Examine each line of the data. Copy those that contain the string "Ludger".

• • • • • • •

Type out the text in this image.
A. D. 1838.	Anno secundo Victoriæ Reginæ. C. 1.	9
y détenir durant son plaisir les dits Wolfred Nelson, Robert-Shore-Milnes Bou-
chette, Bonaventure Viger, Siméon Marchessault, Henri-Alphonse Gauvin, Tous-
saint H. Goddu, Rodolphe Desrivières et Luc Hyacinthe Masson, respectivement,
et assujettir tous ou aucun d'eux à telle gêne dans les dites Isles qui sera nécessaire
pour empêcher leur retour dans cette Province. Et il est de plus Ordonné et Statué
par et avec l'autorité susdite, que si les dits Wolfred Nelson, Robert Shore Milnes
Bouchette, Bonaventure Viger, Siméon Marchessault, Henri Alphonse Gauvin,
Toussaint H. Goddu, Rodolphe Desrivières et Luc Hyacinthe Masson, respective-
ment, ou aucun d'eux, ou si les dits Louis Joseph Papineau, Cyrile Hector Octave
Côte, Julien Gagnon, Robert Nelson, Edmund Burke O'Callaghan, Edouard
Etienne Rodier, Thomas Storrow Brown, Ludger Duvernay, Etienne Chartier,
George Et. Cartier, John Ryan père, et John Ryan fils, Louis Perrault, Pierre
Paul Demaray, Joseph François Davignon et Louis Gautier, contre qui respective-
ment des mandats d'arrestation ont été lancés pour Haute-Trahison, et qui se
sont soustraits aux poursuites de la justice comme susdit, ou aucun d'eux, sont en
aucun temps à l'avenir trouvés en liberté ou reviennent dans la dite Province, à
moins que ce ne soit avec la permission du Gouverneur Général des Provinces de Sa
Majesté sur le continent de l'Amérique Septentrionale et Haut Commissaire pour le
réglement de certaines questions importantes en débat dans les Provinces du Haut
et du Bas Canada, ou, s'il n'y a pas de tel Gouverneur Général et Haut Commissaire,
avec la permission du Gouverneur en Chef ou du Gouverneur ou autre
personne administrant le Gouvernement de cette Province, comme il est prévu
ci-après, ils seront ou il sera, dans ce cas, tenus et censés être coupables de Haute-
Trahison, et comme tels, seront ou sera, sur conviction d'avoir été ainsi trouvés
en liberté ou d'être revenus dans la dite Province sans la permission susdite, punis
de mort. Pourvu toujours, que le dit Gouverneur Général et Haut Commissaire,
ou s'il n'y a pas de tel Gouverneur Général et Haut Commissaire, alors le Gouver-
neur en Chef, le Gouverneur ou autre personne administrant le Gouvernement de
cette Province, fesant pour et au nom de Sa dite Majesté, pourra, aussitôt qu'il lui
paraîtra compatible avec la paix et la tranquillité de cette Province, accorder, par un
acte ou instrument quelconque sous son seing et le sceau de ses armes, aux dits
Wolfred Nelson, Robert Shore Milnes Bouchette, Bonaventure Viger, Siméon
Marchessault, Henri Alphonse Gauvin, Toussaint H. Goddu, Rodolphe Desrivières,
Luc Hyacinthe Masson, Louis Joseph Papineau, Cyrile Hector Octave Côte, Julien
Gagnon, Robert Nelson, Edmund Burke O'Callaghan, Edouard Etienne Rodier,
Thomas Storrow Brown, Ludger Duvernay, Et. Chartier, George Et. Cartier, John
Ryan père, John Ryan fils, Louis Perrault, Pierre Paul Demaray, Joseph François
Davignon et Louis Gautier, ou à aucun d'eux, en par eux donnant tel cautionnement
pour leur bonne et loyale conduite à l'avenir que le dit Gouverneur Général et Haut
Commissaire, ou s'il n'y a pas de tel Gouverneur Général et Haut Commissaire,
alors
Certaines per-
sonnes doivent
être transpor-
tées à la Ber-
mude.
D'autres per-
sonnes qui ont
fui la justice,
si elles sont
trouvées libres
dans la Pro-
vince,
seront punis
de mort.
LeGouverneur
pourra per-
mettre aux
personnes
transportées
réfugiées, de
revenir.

• • • • • • •

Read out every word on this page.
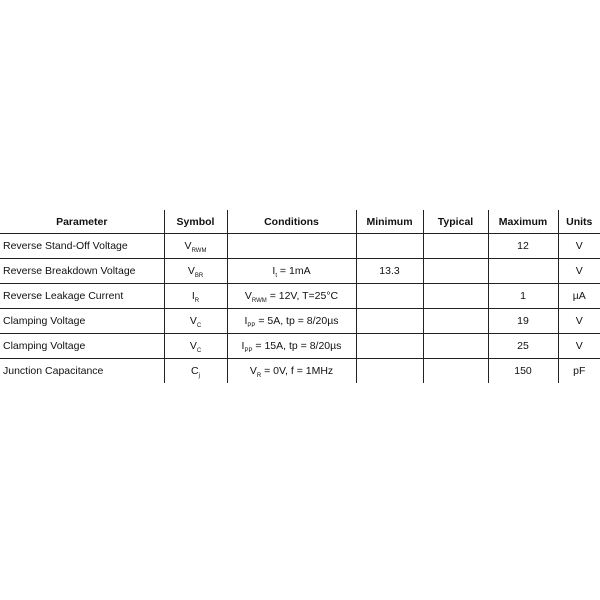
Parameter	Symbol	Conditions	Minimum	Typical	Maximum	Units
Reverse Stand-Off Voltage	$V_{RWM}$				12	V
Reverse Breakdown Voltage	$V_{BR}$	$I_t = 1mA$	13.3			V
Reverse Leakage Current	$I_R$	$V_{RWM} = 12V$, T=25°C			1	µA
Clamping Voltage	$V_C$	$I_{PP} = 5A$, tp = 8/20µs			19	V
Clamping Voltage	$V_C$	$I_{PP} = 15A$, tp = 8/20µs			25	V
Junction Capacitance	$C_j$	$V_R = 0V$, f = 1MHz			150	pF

• • • • • • •

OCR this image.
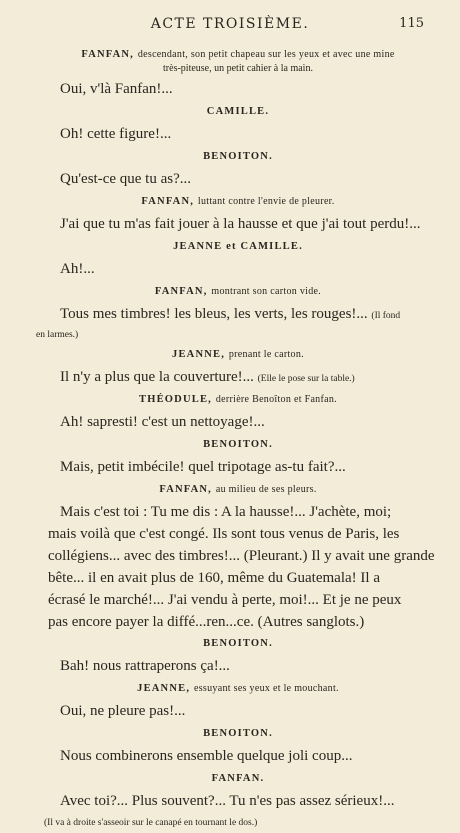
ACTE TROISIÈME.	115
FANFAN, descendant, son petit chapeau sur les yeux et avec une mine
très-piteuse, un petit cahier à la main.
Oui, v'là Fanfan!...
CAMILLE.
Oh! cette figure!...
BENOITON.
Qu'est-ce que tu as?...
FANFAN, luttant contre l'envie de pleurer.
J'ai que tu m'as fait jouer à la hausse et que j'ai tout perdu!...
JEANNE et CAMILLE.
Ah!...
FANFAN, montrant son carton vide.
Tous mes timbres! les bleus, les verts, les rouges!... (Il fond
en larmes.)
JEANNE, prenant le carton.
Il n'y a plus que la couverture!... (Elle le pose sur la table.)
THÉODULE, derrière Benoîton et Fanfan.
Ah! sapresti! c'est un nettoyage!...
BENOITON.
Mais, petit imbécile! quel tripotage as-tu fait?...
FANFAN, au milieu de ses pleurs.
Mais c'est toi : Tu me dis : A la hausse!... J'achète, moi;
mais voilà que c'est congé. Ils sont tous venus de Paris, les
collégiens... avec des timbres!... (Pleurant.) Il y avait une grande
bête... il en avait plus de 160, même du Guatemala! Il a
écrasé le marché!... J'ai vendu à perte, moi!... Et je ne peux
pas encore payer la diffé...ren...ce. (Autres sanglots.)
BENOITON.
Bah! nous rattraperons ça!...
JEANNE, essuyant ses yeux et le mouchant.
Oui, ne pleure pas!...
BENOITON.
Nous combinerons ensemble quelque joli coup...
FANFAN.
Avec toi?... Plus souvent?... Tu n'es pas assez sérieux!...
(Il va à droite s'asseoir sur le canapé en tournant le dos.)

• • • • • • •

■ COMPLETED EXERCISE
Etienne Rodier, Thomas Storrow Brown, Ludger Duvernay, Etienne Chartier,
Thomas Storrow Brown, Ludger Duvernay, Et. Chartier, George Et. Cartier, John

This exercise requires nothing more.